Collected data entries

"""

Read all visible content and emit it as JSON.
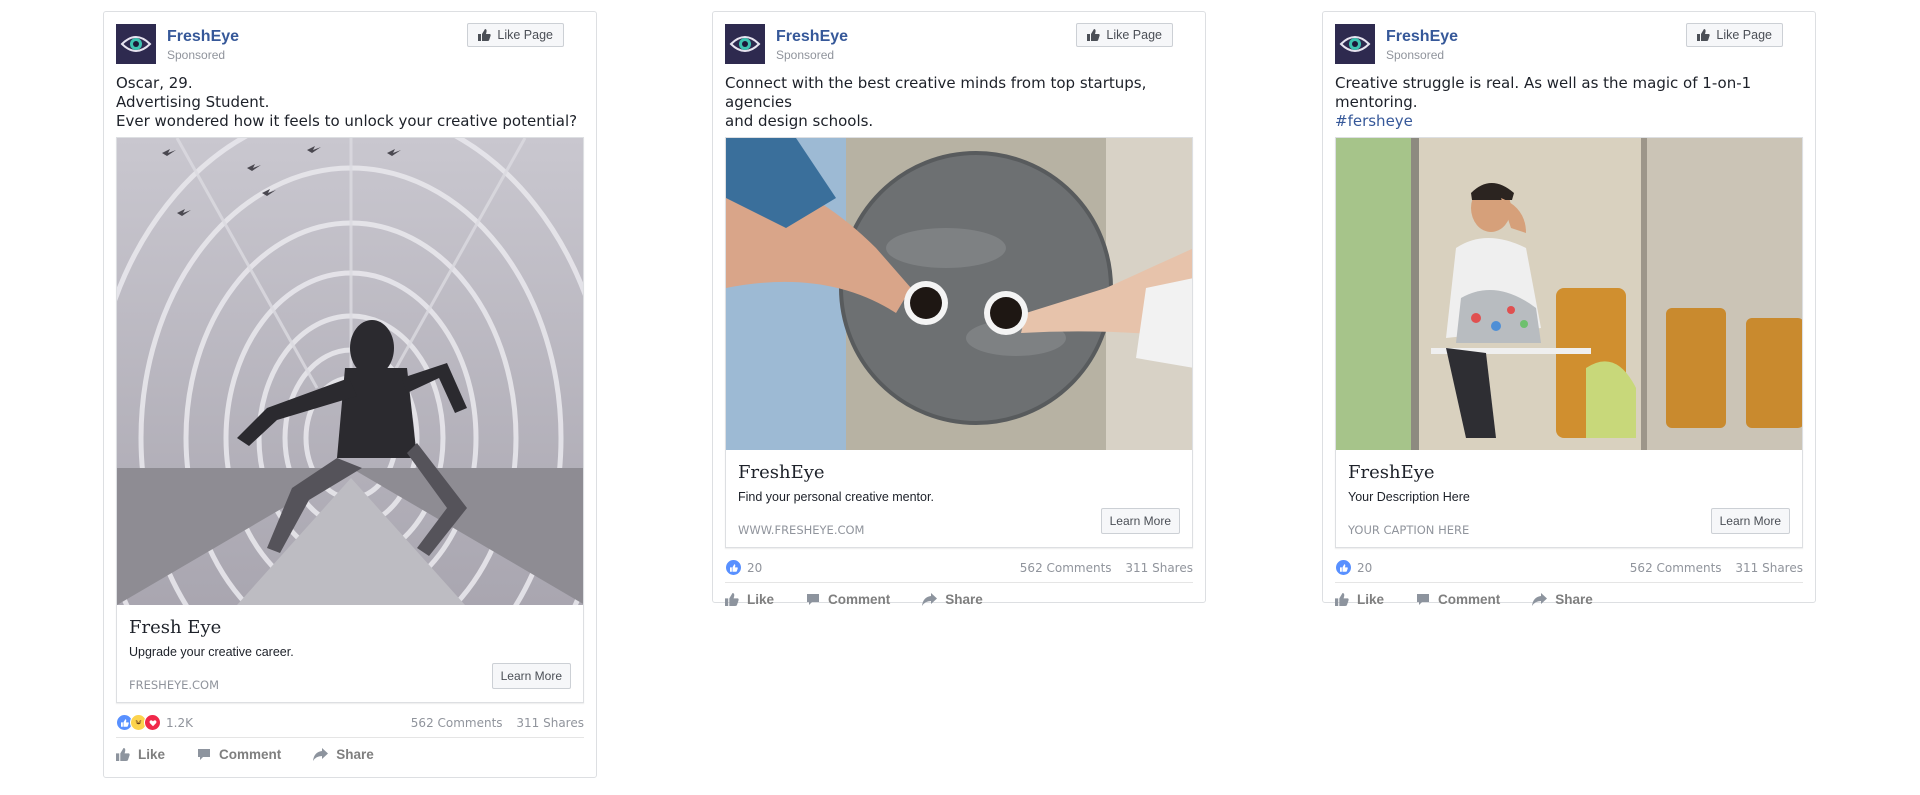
{
  "posts": [
    {
      "page_name": "FreshEye",
      "sponsored": "Sponsored",
      "like_page": "Like Page",
      "text_lines": [
        "Oscar, 29.",
        "Advertising Student.",
        "Ever wondered how it feels to unlock your creative potential?"
      ],
      "card": {
        "title": "Fresh Eye",
        "description": "Upgrade your creative career.",
        "caption": "FRESHEYE.COM",
        "cta": "Learn More"
      },
      "reactions_count": "1.2K",
      "comments": "562 Comments",
      "shares": "311 Shares",
      "actions": {
        "like": "Like",
        "comment": "Comment",
        "share": "Share"
      }
    },
    {
      "page_name": "FreshEye",
      "sponsored": "Sponsored",
      "like_page": "Like Page",
      "text_lines": [
        "Connect with the best creative minds from top startups, agencies",
        "and design schools."
      ],
      "card": {
        "title": "FreshEye",
        "description": "Find your personal creative mentor.",
        "caption": "WWW.FRESHEYE.COM",
        "cta": "Learn More"
      },
      "reactions_count": "20",
      "comments": "562 Comments",
      "shares": "311 Shares",
      "actions": {
        "like": "Like",
        "comment": "Comment",
        "share": "Share"
      }
    },
    {
      "page_name": "FreshEye",
      "sponsored": "Sponsored",
      "like_page": "Like Page",
      "text_lines": [
        "Creative struggle is real. As well as the magic of 1-on-1 mentoring."
      ],
      "hashtag": "#fersheye",
      "card": {
        "title": "FreshEye",
        "description": "Your Description Here",
        "caption": "YOUR CAPTION HERE",
        "cta": "Learn More"
      },
      "reactions_count": "20",
      "comments": "562 Comments",
      "shares": "311 Shares",
      "actions": {
        "like": "Like",
        "comment": "Comment",
        "share": "Share"
      }
    }
  ],
  "colors": {
    "link_blue": "#365899",
    "muted": "#90949c",
    "border": "#dddfe2",
    "like_blue": "#5890ff",
    "love_red": "#f0284a",
    "haha_yellow": "#fcd34d"
  },
  "icons": [
    "fresheye-logo-icon",
    "thumbs-up-icon",
    "comment-icon",
    "share-icon",
    "like-reaction-icon",
    "haha-reaction-icon",
    "love-reaction-icon"
  ]
}
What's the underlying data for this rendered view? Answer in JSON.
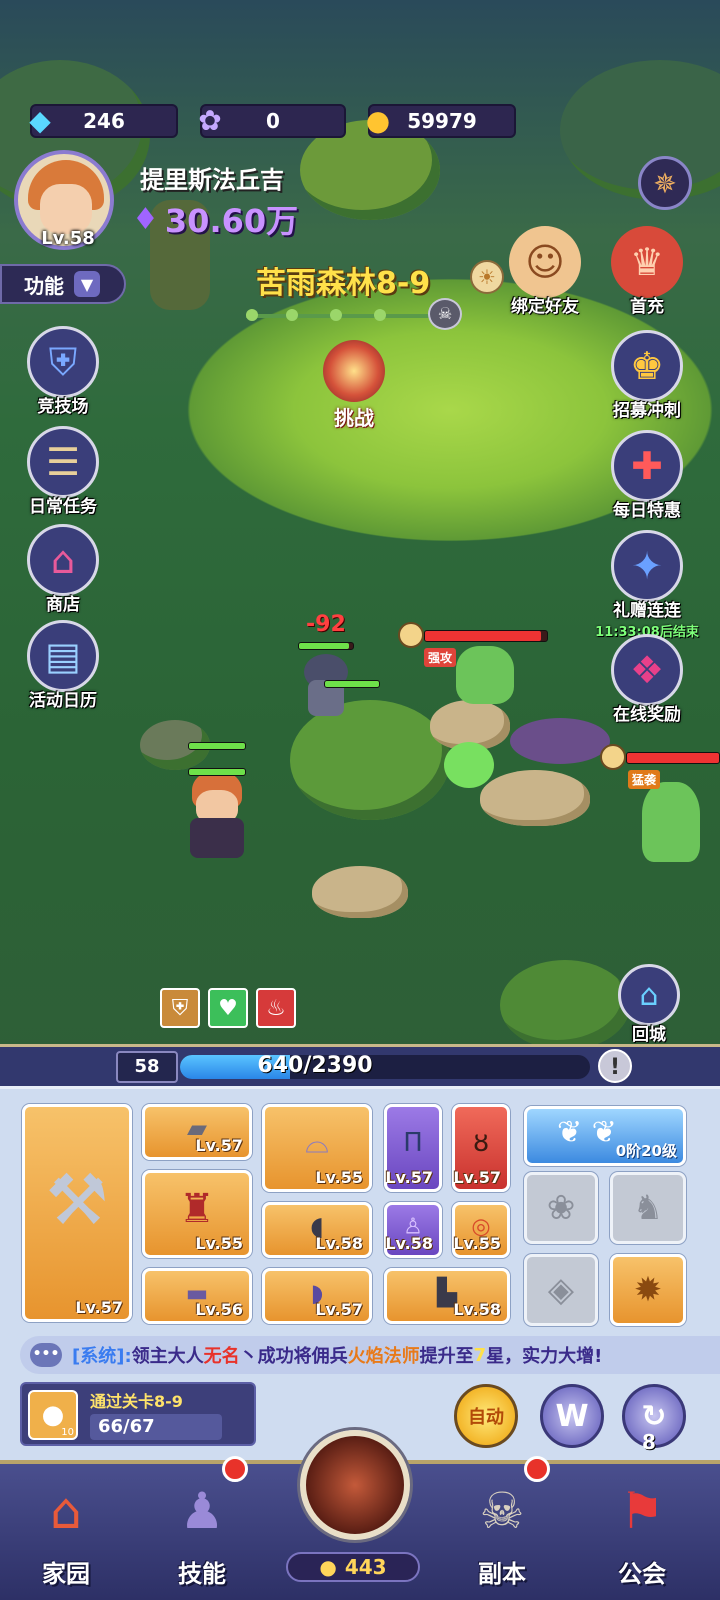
{
  "currency": {
    "diamonds": "246",
    "gems": "0",
    "gold": "59979"
  },
  "player": {
    "name": "提里斯法丘吉",
    "level": "Lv.58",
    "power": "30.60万"
  },
  "function_menu": {
    "label": "功能"
  },
  "left_menu": [
    {
      "label": "竞技场",
      "icon": "shield-icon"
    },
    {
      "label": "日常任务",
      "icon": "scroll-icon"
    },
    {
      "label": "商店",
      "icon": "shop-icon"
    },
    {
      "label": "活动日历",
      "icon": "calendar-icon"
    }
  ],
  "right_menu": [
    {
      "label": "绑定好友",
      "icon": "friends-icon"
    },
    {
      "label": "首充",
      "icon": "first-charge-icon"
    },
    {
      "label": "招募冲刺",
      "icon": "trophy-icon"
    },
    {
      "label": "每日特惠",
      "icon": "gift-icon"
    },
    {
      "label": "礼赠连连",
      "icon": "gift-bag-icon",
      "timer": "11:33:08后结束"
    },
    {
      "label": "在线奖励",
      "icon": "gift-box-icon"
    },
    {
      "label": "回城",
      "icon": "return-city-icon"
    }
  ],
  "stage": {
    "name": "苦雨森林8-9",
    "challenge_label": "挑战"
  },
  "battle": {
    "damage_text": "-92",
    "enemy_tags": [
      "强攻",
      "猛袭"
    ],
    "hero_hp_ratio": 0.92,
    "enemy_hp_ratio": 0.95
  },
  "experience": {
    "level": "58",
    "text": "640/2390",
    "ratio": 0.268
  },
  "equipment": {
    "weapon_level": "Lv.57",
    "items": [
      {
        "level": "Lv.57",
        "rarity": "orange"
      },
      {
        "level": "Lv.55",
        "rarity": "orange"
      },
      {
        "level": "Lv.57",
        "rarity": "purple"
      },
      {
        "level": "Lv.57",
        "rarity": "red"
      },
      {
        "level": "Lv.55",
        "rarity": "orange"
      },
      {
        "level": "Lv.58",
        "rarity": "orange"
      },
      {
        "level": "Lv.58",
        "rarity": "purple"
      },
      {
        "level": "Lv.55",
        "rarity": "orange"
      },
      {
        "level": "Lv.56",
        "rarity": "orange"
      },
      {
        "level": "Lv.57",
        "rarity": "orange"
      },
      {
        "level": "Lv.58",
        "rarity": "orange"
      }
    ],
    "wings_level": "0阶20级"
  },
  "system_message": {
    "prefix": "[系统]:",
    "text1": "领主大人",
    "name1": "无名",
    "text2": "丶成功将佣兵",
    "name2": "火焰法师",
    "text3": "提升至",
    "star": "7",
    "text4": "星，实力大增!"
  },
  "quest": {
    "title": "通过关卡8-9",
    "progress": "66/67",
    "item_count": "10"
  },
  "actions": {
    "auto_label": "自动",
    "w_label": "W",
    "ring_count": "8"
  },
  "nav": {
    "home": "家园",
    "skills": "技能",
    "dungeon": "副本",
    "guild": "公会",
    "bread_count": "443"
  },
  "colors": {
    "accent_purple": "#c892ff",
    "stage_yellow": "#ffe14a",
    "exp_blue": "#2a86e8",
    "system_blue": "#3a7cf0",
    "highlight_red": "#e8322a",
    "highlight_orange": "#e87a1a"
  }
}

"""

Restate the whole listing above exactly, except for its images.

Read all visible content and emit it as JSON.
{
  "posts": [
    {
      "page_name": "FreshEye",
      "sponsored": "Sponsored",
      "like_page": "Like Page",
      "text_lines": [
        "Oscar, 29.",
        "Advertising Student.",
        "Ever wondered how it feels to unlock your creative potential?"
      ],
      "card": {
        "title": "Fresh Eye",
        "description": "Upgrade your creative career.",
        "caption": "FRESHEYE.COM",
        "cta": "Learn More"
      },
      "reactions_count": "1.2K",
      "comments": "562 Comments",
      "shares": "311 Shares",
      "actions": {
        "like": "Like",
        "comment": "Comment",
        "share": "Share"
      }
    },
    {
      "page_name": "FreshEye",
      "sponsored": "Sponsored",
      "like_page": "Like Page",
      "text_lines": [
        "Connect with the best creative minds from top startups, agencies",
        "and design schools."
      ],
      "card": {
        "title": "FreshEye",
        "description": "Find your personal creative mentor.",
        "caption": "WWW.FRESHEYE.COM",
        "cta": "Learn More"
      },
      "reactions_count": "20",
      "comments": "562 Comments",
      "shares": "311 Shares",
      "actions": {
        "like": "Like",
        "comment": "Comment",
        "share": "Share"
      }
    },
    {
      "page_name": "FreshEye",
      "sponsored": "Sponsored",
      "like_page": "Like Page",
      "text_lines": [
        "Creative struggle is real. As well as the magic of 1-on-1 mentoring."
      ],
      "hashtag": "#fersheye",
      "card": {
        "title": "FreshEye",
        "description": "Your Description Here",
        "caption": "YOUR CAPTION HERE",
        "cta": "Learn More"
      },
      "reactions_count": "20",
      "comments": "562 Comments",
      "shares": "311 Shares",
      "actions": {
        "like": "Like",
        "comment": "Comment",
        "share": "Share"
      }
    }
  ],
  "colors": {
    "link_blue": "#365899",
    "muted": "#90949c",
    "border": "#dddfe2",
    "like_blue": "#5890ff",
    "love_red": "#f0284a",
    "haha_yellow": "#fcd34d"
  },
  "icons": [
    "fresheye-logo-icon",
    "thumbs-up-icon",
    "comment-icon",
    "share-icon",
    "like-reaction-icon",
    "haha-reaction-icon",
    "love-reaction-icon"
  ]
}
What's the underlying data for this rendered view? Answer in JSON.
{
  "currency": {
    "diamonds": "246",
    "gems": "0",
    "gold": "59979"
  },
  "player": {
    "name": "提里斯法丘吉",
    "level": "Lv.58",
    "power": "30.60万"
  },
  "function_menu": {
    "label": "功能"
  },
  "left_menu": [
    {
      "label": "竞技场",
      "icon": "shield-icon"
    },
    {
      "label": "日常任务",
      "icon": "scroll-icon"
    },
    {
      "label": "商店",
      "icon": "shop-icon"
    },
    {
      "label": "活动日历",
      "icon": "calendar-icon"
    }
  ],
  "right_menu": [
    {
      "label": "绑定好友",
      "icon": "friends-icon"
    },
    {
      "label": "首充",
      "icon": "first-charge-icon"
    },
    {
      "label": "招募冲刺",
      "icon": "trophy-icon"
    },
    {
      "label": "每日特惠",
      "icon": "gift-icon"
    },
    {
      "label": "礼赠连连",
      "icon": "gift-bag-icon",
      "timer": "11:33:08后结束"
    },
    {
      "label": "在线奖励",
      "icon": "gift-box-icon"
    },
    {
      "label": "回城",
      "icon": "return-city-icon"
    }
  ],
  "stage": {
    "name": "苦雨森林8-9",
    "challenge_label": "挑战"
  },
  "battle": {
    "damage_text": "-92",
    "enemy_tags": [
      "强攻",
      "猛袭"
    ],
    "hero_hp_ratio": 0.92,
    "enemy_hp_ratio": 0.95
  },
  "experience": {
    "level": "58",
    "text": "640/2390",
    "ratio": 0.268
  },
  "equipment": {
    "weapon_level": "Lv.57",
    "items": [
      {
        "level": "Lv.57",
        "rarity": "orange"
      },
      {
        "level": "Lv.55",
        "rarity": "orange"
      },
      {
        "level": "Lv.57",
        "rarity": "purple"
      },
      {
        "level": "Lv.57",
        "rarity": "red"
      },
      {
        "level": "Lv.55",
        "rarity": "orange"
      },
      {
        "level": "Lv.58",
        "rarity": "orange"
      },
      {
        "level": "Lv.58",
        "rarity": "purple"
      },
      {
        "level": "Lv.55",
        "rarity": "orange"
      },
      {
        "level": "Lv.56",
        "rarity": "orange"
      },
      {
        "level": "Lv.57",
        "rarity": "orange"
      },
      {
        "level": "Lv.58",
        "rarity": "orange"
      }
    ],
    "wings_level": "0阶20级"
  },
  "system_message": {
    "prefix": "[系统]:",
    "text1": "领主大人",
    "name1": "无名",
    "text2": "丶成功将佣兵",
    "name2": "火焰法师",
    "text3": "提升至",
    "star": "7",
    "text4": "星，实力大增!"
  },
  "quest": {
    "title": "通过关卡8-9",
    "progress": "66/67",
    "item_count": "10"
  },
  "actions": {
    "auto_label": "自动",
    "w_label": "W",
    "ring_count": "8"
  },
  "nav": {
    "home": "家园",
    "skills": "技能",
    "dungeon": "副本",
    "guild": "公会",
    "bread_count": "443"
  },
  "colors": {
    "accent_purple": "#c892ff",
    "stage_yellow": "#ffe14a",
    "exp_blue": "#2a86e8",
    "system_blue": "#3a7cf0",
    "highlight_red": "#e8322a",
    "highlight_orange": "#e87a1a"
  }
}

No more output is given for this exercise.